Exercise aim: Look through the entries for the string "this", and copy each line that holds it.

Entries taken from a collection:
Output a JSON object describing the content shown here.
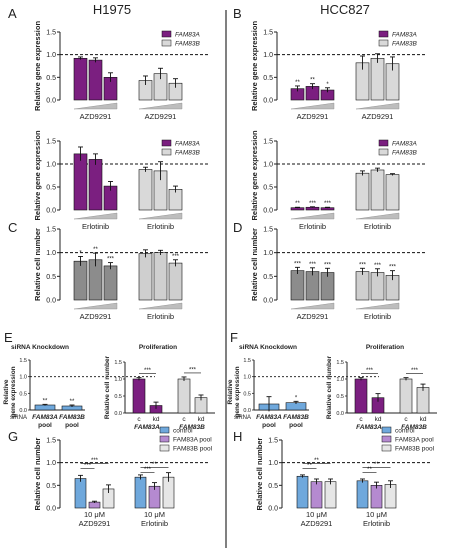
{
  "columns": [
    "H1975",
    "HCC827"
  ],
  "colors": {
    "fam83a": "#7b1f80",
    "fam83b": "#d9d9d9",
    "control": "#6fa8dc",
    "fam83a_pool": "#b58ad0",
    "fam83b_pool": "#e6e6e6",
    "axis": "#222222",
    "divider": "#000000"
  },
  "chart_data": [
    {
      "panel": "A",
      "id": "A1",
      "type": "bar",
      "ylabel": "Relative gene expression",
      "yticks": [
        "0.0",
        "0.5",
        "1.0",
        "1.5"
      ],
      "ylim": [
        0,
        1.5
      ],
      "reference_line": 1.0,
      "series": [
        {
          "name": "FAM83A",
          "values": [
            0.92,
            0.88,
            0.5
          ],
          "errors": [
            0.03,
            0.05,
            0.1
          ]
        },
        {
          "name": "FAM83B",
          "values": [
            0.43,
            0.58,
            0.37
          ],
          "errors": [
            0.1,
            0.12,
            0.1
          ]
        }
      ],
      "group_labels": [
        "AZD9291",
        "AZD9291"
      ],
      "legend": [
        "FAM83A",
        "FAM83B"
      ],
      "legend_position": "top-right",
      "stars": [
        [
          "",
          "",
          ""
        ],
        [
          "",
          "",
          ""
        ]
      ]
    },
    {
      "panel": "",
      "id": "A2",
      "type": "bar",
      "ylabel": "Relative gene expression",
      "yticks": [
        "0.0",
        "0.5",
        "1.0",
        "1.5"
      ],
      "ylim": [
        0,
        1.5
      ],
      "reference_line": 1.0,
      "series": [
        {
          "name": "FAM83A",
          "values": [
            1.22,
            1.1,
            0.52
          ],
          "errors": [
            0.15,
            0.12,
            0.1
          ]
        },
        {
          "name": "FAM83B",
          "values": [
            0.88,
            0.85,
            0.45
          ],
          "errors": [
            0.05,
            0.2,
            0.07
          ]
        }
      ],
      "group_labels": [
        "Erlotinib",
        "Erlotinib"
      ],
      "legend": [
        "FAM83A",
        "FAM83B"
      ],
      "legend_position": "top-right",
      "stars": [
        [
          "",
          "",
          ""
        ],
        [
          "",
          "",
          ""
        ]
      ]
    },
    {
      "panel": "B",
      "id": "B1",
      "type": "bar",
      "ylabel": "Relative gene expression",
      "yticks": [
        "0.0",
        "0.5",
        "1.0",
        "1.5"
      ],
      "ylim": [
        0,
        1.5
      ],
      "reference_line": 1.0,
      "series": [
        {
          "name": "FAM83A",
          "values": [
            0.25,
            0.3,
            0.22
          ],
          "errors": [
            0.06,
            0.06,
            0.05
          ]
        },
        {
          "name": "FAM83B",
          "values": [
            0.82,
            0.92,
            0.8
          ],
          "errors": [
            0.15,
            0.1,
            0.15
          ]
        }
      ],
      "group_labels": [
        "AZD9291",
        "AZD9291"
      ],
      "legend": [
        "FAM83A",
        "FAM83B"
      ],
      "legend_position": "top-right",
      "stars": [
        [
          "**",
          "**",
          "*"
        ],
        [
          "",
          "",
          ""
        ]
      ]
    },
    {
      "panel": "",
      "id": "B2",
      "type": "bar",
      "ylabel": "Relative gene expression",
      "yticks": [
        "0.0",
        "0.5",
        "1.0",
        "1.5"
      ],
      "ylim": [
        0,
        1.5
      ],
      "reference_line": 1.0,
      "series": [
        {
          "name": "FAM83A",
          "values": [
            0.05,
            0.06,
            0.05
          ],
          "errors": [
            0.01,
            0.01,
            0.01
          ]
        },
        {
          "name": "FAM83B",
          "values": [
            0.8,
            0.87,
            0.77
          ],
          "errors": [
            0.05,
            0.04,
            0.02
          ]
        }
      ],
      "group_labels": [
        "Erlotinib",
        "Erlotinib"
      ],
      "legend": [
        "FAM83A",
        "FAM83B"
      ],
      "legend_position": "top-right",
      "stars": [
        [
          "**",
          "***",
          "***"
        ],
        [
          "",
          "",
          ""
        ]
      ]
    },
    {
      "panel": "C",
      "id": "C",
      "type": "bar",
      "ylabel": "Relative cell number",
      "yticks": [
        "0.0",
        "0.5",
        "1.0",
        "1.5"
      ],
      "ylim": [
        0,
        1.5
      ],
      "reference_line": 1.0,
      "series": [
        {
          "name": "",
          "values": [
            0.82,
            0.85,
            0.72
          ],
          "errors": [
            0.1,
            0.14,
            0.07
          ]
        },
        {
          "name": "",
          "values": [
            0.98,
            1.0,
            0.78
          ],
          "errors": [
            0.08,
            0.05,
            0.07
          ]
        }
      ],
      "group_labels": [
        "AZD9291",
        "Erlotinib"
      ],
      "legend": [],
      "legend_position": "",
      "stars": [
        [
          "*",
          "**",
          "***"
        ],
        [
          "",
          "",
          "***"
        ]
      ]
    },
    {
      "panel": "D",
      "id": "D",
      "type": "bar",
      "ylabel": "Relative cell number",
      "yticks": [
        "0.0",
        "0.5",
        "1.0",
        "1.5"
      ],
      "ylim": [
        0,
        1.5
      ],
      "reference_line": 1.0,
      "series": [
        {
          "name": "",
          "values": [
            0.62,
            0.6,
            0.58
          ],
          "errors": [
            0.07,
            0.08,
            0.09
          ]
        },
        {
          "name": "",
          "values": [
            0.6,
            0.58,
            0.52
          ],
          "errors": [
            0.07,
            0.08,
            0.1
          ]
        }
      ],
      "group_labels": [
        "AZD9291",
        "Erlotinib"
      ],
      "legend": [],
      "legend_position": "",
      "stars": [
        [
          "***",
          "***",
          "***"
        ],
        [
          "***",
          "***",
          "***"
        ]
      ]
    },
    {
      "panel": "E",
      "id": "E1",
      "type": "bar",
      "title": "siRNA Knockdown",
      "ylabel": "Relative gene expression",
      "yticks": [
        "0.0",
        "0.5",
        "1.0",
        "1.5"
      ],
      "ylim": [
        0,
        1.5
      ],
      "reference_line": 1.0,
      "categories": [
        "FAM83A pool",
        "FAM83B pool"
      ],
      "category_prefix": "siRNA",
      "values": [
        0.15,
        0.12
      ],
      "errors": [
        0.02,
        0.03
      ],
      "stars": [
        "**",
        "**"
      ]
    },
    {
      "panel": "",
      "id": "E2",
      "type": "bar",
      "title": "Proliferation",
      "ylabel": "Relative cell number",
      "yticks": [
        "0.0",
        "0.5",
        "1.0",
        "1.5"
      ],
      "ylim": [
        0,
        1.5
      ],
      "groups": [
        {
          "label": "FAM83A",
          "categories": [
            "c",
            "kd"
          ],
          "values": [
            1.0,
            0.22
          ],
          "errors": [
            0.04,
            0.1
          ]
        },
        {
          "label": "FAM83B",
          "categories": [
            "c",
            "kd"
          ],
          "values": [
            1.0,
            0.45
          ],
          "errors": [
            0.06,
            0.08
          ]
        }
      ],
      "stars": [
        "***",
        "***"
      ]
    },
    {
      "panel": "F",
      "id": "F1",
      "type": "bar",
      "title": "siRNA Knockdown",
      "ylabel": "Relative gene expression",
      "yticks": [
        "0.0",
        "0.5",
        "1.0",
        "1.5"
      ],
      "ylim": [
        0,
        1.5
      ],
      "reference_line": 1.0,
      "categories": [
        "FAM83A pool",
        "FAM83B pool"
      ],
      "category_prefix": "siRNA",
      "values": [
        0.18,
        0.22
      ],
      "errors": [
        0.22,
        0.04
      ],
      "stars": [
        "",
        "*"
      ]
    },
    {
      "panel": "",
      "id": "F2",
      "type": "bar",
      "title": "Proliferation",
      "ylabel": "Relative cell number",
      "yticks": [
        "0.0",
        "0.5",
        "1.0",
        "1.5"
      ],
      "ylim": [
        0,
        1.5
      ],
      "groups": [
        {
          "label": "FAM83A",
          "categories": [
            "c",
            "kd"
          ],
          "values": [
            1.0,
            0.45
          ],
          "errors": [
            0.04,
            0.12
          ]
        },
        {
          "label": "FAM83B",
          "categories": [
            "c",
            "kd"
          ],
          "values": [
            1.0,
            0.75
          ],
          "errors": [
            0.04,
            0.1
          ]
        }
      ],
      "stars": [
        "***",
        "***"
      ]
    },
    {
      "panel": "G",
      "id": "G",
      "type": "bar",
      "ylabel": "Relative cell number",
      "yticks": [
        "0.0",
        "0.5",
        "1.0",
        "1.5"
      ],
      "ylim": [
        0,
        1.5
      ],
      "reference_line": 1.0,
      "categories": [
        "10 μM AZD9291",
        "10 μM Erlotinib"
      ],
      "series": [
        {
          "name": "control",
          "values": [
            0.65,
            0.68
          ],
          "errors": [
            0.07,
            0.05
          ]
        },
        {
          "name": "FAM83A pool",
          "values": [
            0.13,
            0.48
          ],
          "errors": [
            0.02,
            0.08
          ]
        },
        {
          "name": "FAM83B pool",
          "values": [
            0.42,
            0.68
          ],
          "errors": [
            0.09,
            0.1
          ]
        }
      ],
      "legend_position": "top-right",
      "stars": [
        "***",
        "***",
        "***",
        "**"
      ]
    },
    {
      "panel": "H",
      "id": "H",
      "type": "bar",
      "ylabel": "Relative cell number",
      "yticks": [
        "0.0",
        "0.5",
        "1.0",
        "1.5"
      ],
      "ylim": [
        0,
        1.5
      ],
      "reference_line": 1.0,
      "categories": [
        "10 μM AZD9291",
        "10 μM Erlotinib"
      ],
      "series": [
        {
          "name": "control",
          "values": [
            0.7,
            0.6
          ],
          "errors": [
            0.03,
            0.04
          ]
        },
        {
          "name": "FAM83A pool",
          "values": [
            0.58,
            0.5
          ],
          "errors": [
            0.06,
            0.07
          ]
        },
        {
          "name": "FAM83B pool",
          "values": [
            0.58,
            0.52
          ],
          "errors": [
            0.06,
            0.08
          ]
        }
      ],
      "legend_position": "top-right",
      "stars": [
        "**",
        "**",
        "**",
        "**"
      ]
    }
  ]
}
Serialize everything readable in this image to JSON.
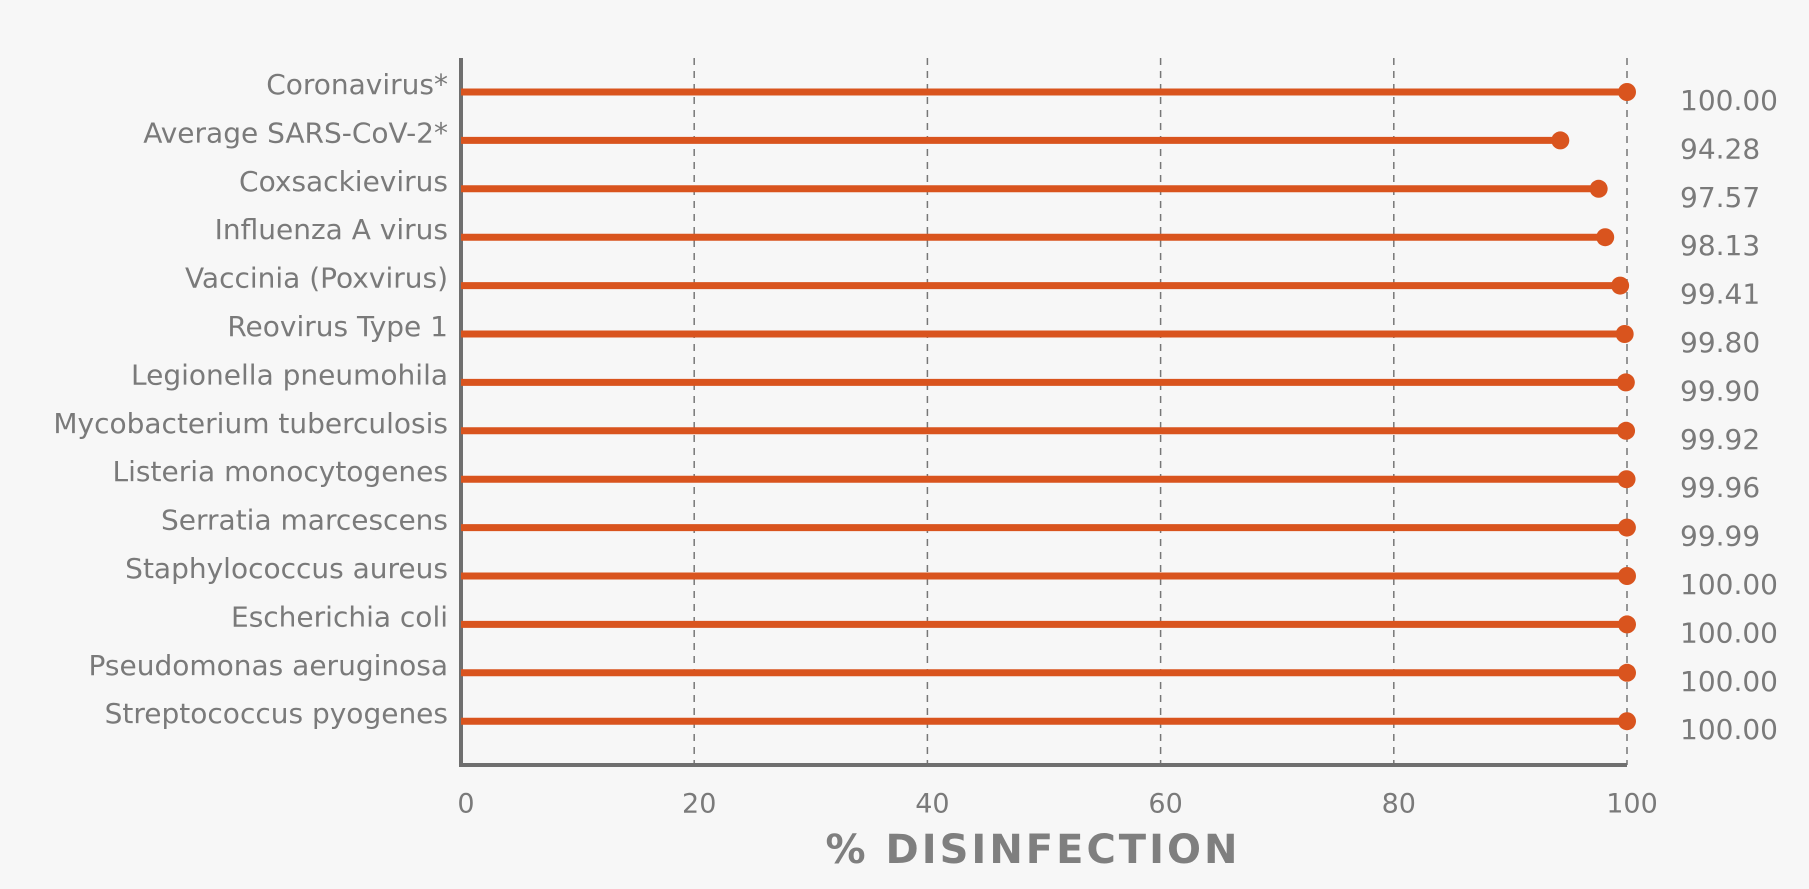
{
  "chart_data": {
    "type": "lollipop",
    "orientation": "horizontal",
    "x_label": "% DISINFECTION",
    "categories": [
      "Coronavirus*",
      "Average SARS-CoV-2*",
      "Coxsackievirus",
      "Influenza A virus",
      "Vaccinia (Poxvirus)",
      "Reovirus Type 1",
      "Legionella pneumohila",
      "Mycobacterium tuberculosis",
      "Listeria monocytogenes",
      "Serratia marcescens",
      "Staphylococcus aureus",
      "Escherichia coli",
      "Pseudomonas aeruginosa",
      "Streptococcus pyogenes"
    ],
    "values": [
      100,
      94.28,
      97.57,
      98.13,
      99.41,
      99.8,
      99.9,
      99.92,
      99.96,
      99.99,
      100,
      100,
      100,
      100
    ],
    "value_labels": [
      "100.00",
      "94.28",
      "97.57",
      "98.13",
      "99.41",
      "99.80",
      "99.90",
      "99.92",
      "99.96",
      "99.99",
      "100.00",
      "100.00",
      "100.00",
      "100.00"
    ],
    "color": "#d9541e",
    "xlim": [
      0,
      100
    ],
    "xticks": [
      0,
      20,
      40,
      60,
      80,
      100
    ],
    "grid": true
  }
}
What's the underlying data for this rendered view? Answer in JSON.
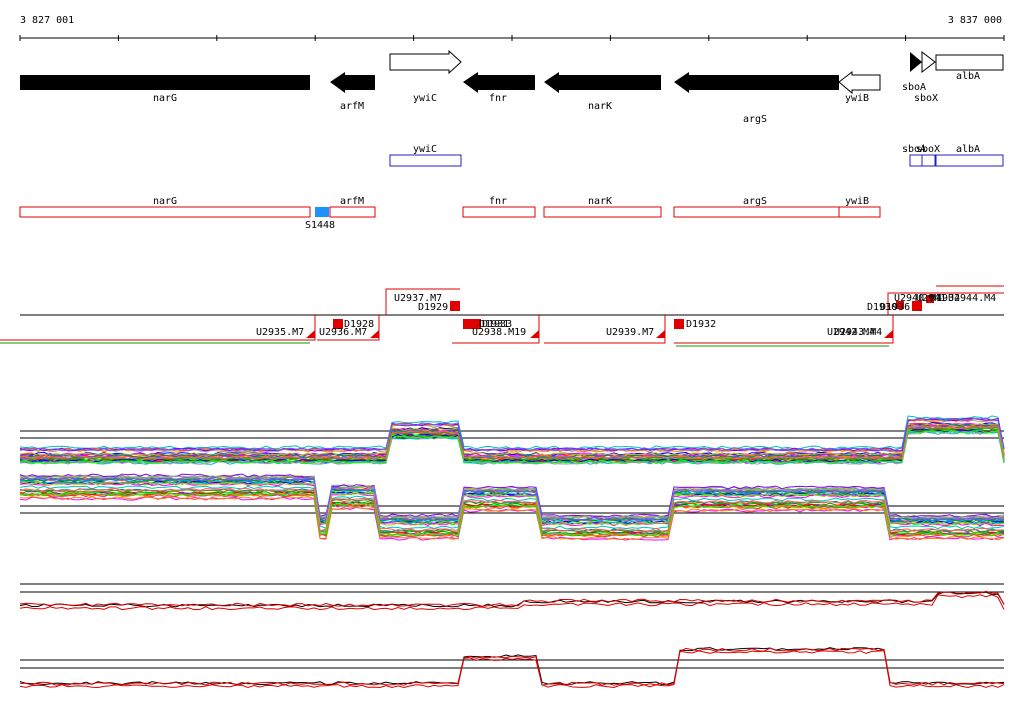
{
  "ruler": {
    "start_label": "3 827 001",
    "end_label": "3 837 000"
  },
  "genes": [
    {
      "name": "narG",
      "strand": "-",
      "filled": true
    },
    {
      "name": "arfM",
      "strand": "-",
      "filled": true
    },
    {
      "name": "ywiC",
      "strand": "+",
      "filled": false
    },
    {
      "name": "fnr",
      "strand": "-",
      "filled": true
    },
    {
      "name": "narK",
      "strand": "-",
      "filled": true
    },
    {
      "name": "argS",
      "strand": "-",
      "filled": true
    },
    {
      "name": "ywiB",
      "strand": "-",
      "filled": false
    },
    {
      "name": "sboA",
      "strand": "+",
      "filled": true
    },
    {
      "name": "sboX",
      "strand": "+",
      "filled": false
    },
    {
      "name": "albA",
      "strand": "+",
      "filled": false
    }
  ],
  "blue_boxes": [
    {
      "label": "ywiC"
    },
    {
      "label": "sboA"
    },
    {
      "label": "sboX"
    },
    {
      "label": "albA"
    }
  ],
  "red_boxes": [
    {
      "label": "narG"
    },
    {
      "label": "arfM"
    },
    {
      "label": "fnr"
    },
    {
      "label": "narK"
    },
    {
      "label": "argS"
    },
    {
      "label": "ywiB"
    }
  ],
  "site_label": "S1448",
  "upper_labels": [
    "U2937.M7",
    "D1929",
    "D1930",
    "D1936",
    "U2940.M4",
    "U2941",
    "D1934",
    "U2944.M4"
  ],
  "lower_labels": [
    "U2935.M7",
    "U2936.M7",
    "D1928",
    "D1931",
    "D1933",
    "U2938.M19",
    "U2939.M7",
    "D1932",
    "U2942.M4",
    "U2943.M4"
  ],
  "colors": {
    "gene_fill": "#000000",
    "blue": "#2020c0",
    "red": "#e00000",
    "site": "#1e90ff",
    "palette": [
      "#ff0000",
      "#00a000",
      "#0000ff",
      "#ff00ff",
      "#00c0c0",
      "#c0c000",
      "#ff8000",
      "#8000ff",
      "#008080",
      "#808000",
      "#a0a0a0",
      "#00ff00",
      "#ff6060",
      "#6060ff",
      "#40c040",
      "#c04080"
    ]
  }
}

Task result:
Serialize everything readable in this image to JSON.
What's the underlying data for this rendered view? Answer in JSON.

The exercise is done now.